'''

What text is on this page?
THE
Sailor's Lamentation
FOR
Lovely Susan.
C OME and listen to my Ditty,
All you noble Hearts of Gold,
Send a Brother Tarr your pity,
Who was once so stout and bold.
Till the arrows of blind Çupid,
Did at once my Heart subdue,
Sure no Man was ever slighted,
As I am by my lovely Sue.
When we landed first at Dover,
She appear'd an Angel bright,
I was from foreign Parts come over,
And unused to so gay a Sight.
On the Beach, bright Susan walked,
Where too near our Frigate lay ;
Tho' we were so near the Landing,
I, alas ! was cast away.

'''

■ **YOUR OBJECTIVE**:
Take every line from the records above that has the word "once" and copy it.

■ **RESULT OF THE TASK**:
Who was once so stout and bold.
Did at once my Heart subdue,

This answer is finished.